*What to work on*: Set the listing down again exactly, please, apart from its pictures.

*Records to process*:

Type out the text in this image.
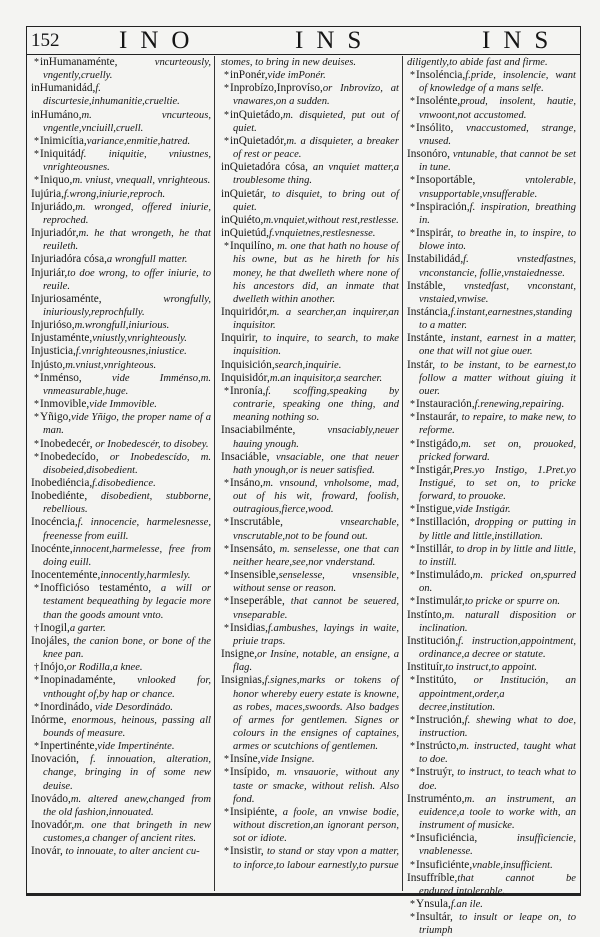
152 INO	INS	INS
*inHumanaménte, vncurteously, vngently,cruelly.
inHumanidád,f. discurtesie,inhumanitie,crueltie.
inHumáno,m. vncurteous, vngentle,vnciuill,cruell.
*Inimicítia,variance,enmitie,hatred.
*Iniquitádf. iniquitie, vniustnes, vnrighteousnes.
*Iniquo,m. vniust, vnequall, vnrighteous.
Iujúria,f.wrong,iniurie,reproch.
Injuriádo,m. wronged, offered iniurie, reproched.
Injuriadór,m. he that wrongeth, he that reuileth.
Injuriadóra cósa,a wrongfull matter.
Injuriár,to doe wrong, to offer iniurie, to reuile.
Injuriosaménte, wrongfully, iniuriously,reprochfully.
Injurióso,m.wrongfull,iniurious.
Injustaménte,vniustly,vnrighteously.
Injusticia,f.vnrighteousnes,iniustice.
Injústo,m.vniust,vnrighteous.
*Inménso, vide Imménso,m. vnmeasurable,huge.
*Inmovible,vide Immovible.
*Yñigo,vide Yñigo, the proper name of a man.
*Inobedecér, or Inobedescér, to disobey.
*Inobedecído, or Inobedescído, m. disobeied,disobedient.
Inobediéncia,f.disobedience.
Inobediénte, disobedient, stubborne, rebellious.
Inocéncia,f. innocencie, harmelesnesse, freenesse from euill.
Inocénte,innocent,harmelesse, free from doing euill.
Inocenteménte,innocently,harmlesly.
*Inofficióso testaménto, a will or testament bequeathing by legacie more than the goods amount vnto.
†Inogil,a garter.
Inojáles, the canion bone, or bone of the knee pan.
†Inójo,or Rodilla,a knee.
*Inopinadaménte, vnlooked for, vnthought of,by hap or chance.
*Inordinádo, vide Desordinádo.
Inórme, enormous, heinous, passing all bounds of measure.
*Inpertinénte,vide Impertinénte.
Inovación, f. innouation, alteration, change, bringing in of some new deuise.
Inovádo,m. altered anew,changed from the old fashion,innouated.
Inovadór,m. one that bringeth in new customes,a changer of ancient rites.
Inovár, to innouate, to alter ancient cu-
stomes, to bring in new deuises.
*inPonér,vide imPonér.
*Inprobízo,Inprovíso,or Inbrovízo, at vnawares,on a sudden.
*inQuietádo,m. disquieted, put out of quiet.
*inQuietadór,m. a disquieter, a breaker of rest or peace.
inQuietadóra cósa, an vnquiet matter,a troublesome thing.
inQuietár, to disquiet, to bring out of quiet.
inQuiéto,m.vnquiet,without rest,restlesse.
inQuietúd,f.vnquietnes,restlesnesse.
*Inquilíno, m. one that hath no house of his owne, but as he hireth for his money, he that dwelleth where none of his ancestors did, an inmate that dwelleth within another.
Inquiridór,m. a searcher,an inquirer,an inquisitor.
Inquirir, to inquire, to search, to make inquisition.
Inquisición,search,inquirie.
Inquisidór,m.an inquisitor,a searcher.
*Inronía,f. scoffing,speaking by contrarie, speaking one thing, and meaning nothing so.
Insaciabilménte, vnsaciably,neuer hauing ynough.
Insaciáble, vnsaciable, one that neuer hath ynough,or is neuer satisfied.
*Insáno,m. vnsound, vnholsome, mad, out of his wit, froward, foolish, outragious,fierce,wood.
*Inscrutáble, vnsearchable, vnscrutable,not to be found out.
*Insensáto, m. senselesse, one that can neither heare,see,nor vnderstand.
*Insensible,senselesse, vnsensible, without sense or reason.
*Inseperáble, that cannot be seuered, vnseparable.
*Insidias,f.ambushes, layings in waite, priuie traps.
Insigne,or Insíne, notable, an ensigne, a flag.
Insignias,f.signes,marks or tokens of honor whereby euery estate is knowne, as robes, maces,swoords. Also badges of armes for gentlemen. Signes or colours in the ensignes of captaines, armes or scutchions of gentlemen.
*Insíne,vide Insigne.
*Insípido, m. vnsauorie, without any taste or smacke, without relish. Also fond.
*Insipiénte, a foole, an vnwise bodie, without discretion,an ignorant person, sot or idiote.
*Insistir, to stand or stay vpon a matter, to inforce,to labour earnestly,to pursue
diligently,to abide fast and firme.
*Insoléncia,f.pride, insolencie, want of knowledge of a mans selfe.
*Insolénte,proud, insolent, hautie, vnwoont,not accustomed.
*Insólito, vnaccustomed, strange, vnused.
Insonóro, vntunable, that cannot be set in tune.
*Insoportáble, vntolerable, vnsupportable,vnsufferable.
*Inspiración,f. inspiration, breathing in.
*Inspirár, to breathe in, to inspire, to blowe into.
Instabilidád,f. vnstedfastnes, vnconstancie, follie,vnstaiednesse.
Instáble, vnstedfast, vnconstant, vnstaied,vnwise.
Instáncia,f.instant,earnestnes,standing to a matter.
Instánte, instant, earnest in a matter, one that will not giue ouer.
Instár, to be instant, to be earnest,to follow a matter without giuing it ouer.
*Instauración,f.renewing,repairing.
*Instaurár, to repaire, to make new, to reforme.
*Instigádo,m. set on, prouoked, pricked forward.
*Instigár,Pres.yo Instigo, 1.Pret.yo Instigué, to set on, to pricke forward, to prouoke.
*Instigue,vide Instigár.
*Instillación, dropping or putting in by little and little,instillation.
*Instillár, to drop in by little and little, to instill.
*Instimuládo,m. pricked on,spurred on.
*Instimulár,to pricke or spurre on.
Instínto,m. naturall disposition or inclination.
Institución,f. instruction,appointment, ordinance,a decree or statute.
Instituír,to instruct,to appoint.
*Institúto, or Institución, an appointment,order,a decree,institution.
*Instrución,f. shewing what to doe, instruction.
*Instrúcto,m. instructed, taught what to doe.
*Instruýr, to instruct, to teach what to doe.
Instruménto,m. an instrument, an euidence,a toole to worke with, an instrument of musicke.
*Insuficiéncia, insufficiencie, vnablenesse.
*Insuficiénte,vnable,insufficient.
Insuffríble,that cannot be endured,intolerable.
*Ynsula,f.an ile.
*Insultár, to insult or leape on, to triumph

*Written response*:
Type out the text in this image.
152 INO	INS	INS
*inHumanaménte, vncurteously, vngently,cruelly.
inHumanidád,f. discurtesie,inhumanitie,crueltie.
inHumáno,m. vncurteous, vngentle,vnciuill,cruell.
*Inimicítia,variance,enmitie,hatred.
*Iniquitádf. iniquitie, vniustnes, vnrighteousnes.
*Iniquo,m. vniust, vnequall, vnrighteous.
Iujúria,f.wrong,iniurie,reproch.
Injuriádo,m. wronged, offered iniurie, reproched.
Injuriadór,m. he that wrongeth, he that reuileth.
Injuriadóra cósa,a wrongfull matter.
Injuriár,to doe wrong, to offer iniurie, to reuile.
Injuriosaménte, wrongfully, iniuriously,reprochfully.
Injurióso,m.wrongfull,iniurious.
Injustaménte,vniustly,vnrighteously.
Injusticia,f.vnrighteousnes,iniustice.
Injústo,m.vniust,vnrighteous.
*Inménso, vide Imménso,m. vnmeasurable,huge.
*Inmovible,vide Immovible.
*Yñigo,vide Yñigo, the proper name of a man.
*Inobedecér, or Inobedescér, to disobey.
*Inobedecído, or Inobedescído, m. disobeied,disobedient.
Inobediéncia,f.disobedience.
Inobediénte, disobedient, stubborne, rebellious.
Inocéncia,f. innocencie, harmelesnesse, freenesse from euill.
Inocénte,innocent,harmelesse, free from doing euill.
Inocenteménte,innocently,harmlesly.
*Inofficióso testaménto, a will or testament bequeathing by legacie more than the goods amount vnto.
†Inogil,a garter.
Inojáles, the canion bone, or bone of the knee pan.
†Inójo,or Rodilla,a knee.
*Inopinadaménte, vnlooked for, vnthought of,by hap or chance.
*Inordinádo, vide Desordinádo.
Inórme, enormous, heinous, passing all bounds of measure.
*Inpertinénte,vide Impertinénte.
Inovación, f. innouation, alteration, change, bringing in of some new deuise.
Inovádo,m. altered anew,changed from the old fashion,innouated.
Inovadór,m. one that bringeth in new customes,a changer of ancient rites.
Inovár, to innouate, to alter ancient cu-
stomes, to bring in new deuises.
*inPonér,vide imPonér.
*Inprobízo,Inprovíso,or Inbrovízo, at vnawares,on a sudden.
*inQuietádo,m. disquieted, put out of quiet.
*inQuietadór,m. a disquieter, a breaker of rest or peace.
inQuietadóra cósa, an vnquiet matter,a troublesome thing.
inQuietár, to disquiet, to bring out of quiet.
inQuiéto,m.vnquiet,without rest,restlesse.
inQuietúd,f.vnquietnes,restlesnesse.
*Inquilíno, m. one that hath no house of his owne, but as he hireth for his money, he that dwelleth where none of his ancestors did, an inmate that dwelleth within another.
Inquiridór,m. a searcher,an inquirer,an inquisitor.
Inquirir, to inquire, to search, to make inquisition.
Inquisición,search,inquirie.
Inquisidór,m.an inquisitor,a searcher.
*Inronía,f. scoffing,speaking by contrarie, speaking one thing, and meaning nothing so.
Insaciabilménte, vnsaciably,neuer hauing ynough.
Insaciáble, vnsaciable, one that neuer hath ynough,or is neuer satisfied.
*Insáno,m. vnsound, vnholsome, mad, out of his wit, froward, foolish, outragious,fierce,wood.
*Inscrutáble, vnsearchable, vnscrutable,not to be found out.
*Insensáto, m. senselesse, one that can neither heare,see,nor vnderstand.
*Insensible,senselesse, vnsensible, without sense or reason.
*Inseperáble, that cannot be seuered, vnseparable.
*Insidias,f.ambushes, layings in waite, priuie traps.
Insigne,or Insíne, notable, an ensigne, a flag.
Insignias,f.signes,marks or tokens of honor whereby euery estate is knowne, as robes, maces,swoords. Also badges of armes for gentlemen. Signes or colours in the ensignes of captaines, armes or scutchions of gentlemen.
*Insíne,vide Insigne.
*Insípido, m. vnsauorie, without any taste or smacke, without relish. Also fond.
*Insipiénte, a foole, an vnwise bodie, without discretion,an ignorant person, sot or idiote.
*Insistir, to stand or stay vpon a matter, to inforce,to labour earnestly,to pursue
diligently,to abide fast and firme.
*Insoléncia,f.pride, insolencie, want of knowledge of a mans selfe.
*Insolénte,proud, insolent, hautie, vnwoont,not accustomed.
*Insólito, vnaccustomed, strange, vnused.
Insonóro, vntunable, that cannot be set in tune.
*Insoportáble, vntolerable, vnsupportable,vnsufferable.
*Inspiración,f. inspiration, breathing in.
*Inspirár, to breathe in, to inspire, to blowe into.
Instabilidád,f. vnstedfastnes, vnconstancie, follie,vnstaiednesse.
Instáble, vnstedfast, vnconstant, vnstaied,vnwise.
Instáncia,f.instant,earnestnes,standing to a matter.
Instánte, instant, earnest in a matter, one that will not giue ouer.
Instár, to be instant, to be earnest,to follow a matter without giuing it ouer.
*Instauración,f.renewing,repairing.
*Instaurár, to repaire, to make new, to reforme.
*Instigádo,m. set on, prouoked, pricked forward.
*Instigár,Pres.yo Instigo, 1.Pret.yo Instigué, to set on, to pricke forward, to prouoke.
*Instigue,vide Instigár.
*Instillación, dropping or putting in by little and little,instillation.
*Instillár, to drop in by little and little, to instill.
*Instimuládo,m. pricked on,spurred on.
*Instimulár,to pricke or spurre on.
Instínto,m. naturall disposition or inclination.
Institución,f. instruction,appointment, ordinance,a decree or statute.
Instituír,to instruct,to appoint.
*Institúto, or Institución, an appointment,order,a decree,institution.
*Instrución,f. shewing what to doe, instruction.
*Instrúcto,m. instructed, taught what to doe.
*Instruýr, to instruct, to teach what to doe.
Instruménto,m. an instrument, an euidence,a toole to worke with, an instrument of musicke.
*Insuficiéncia, insufficiencie, vnablenesse.
*Insuficiénte,vnable,insufficient.
Insuffríble,that cannot be endured,intolerable.
*Ynsula,f.an ile.
*Insultár, to insult or leape on, to triumph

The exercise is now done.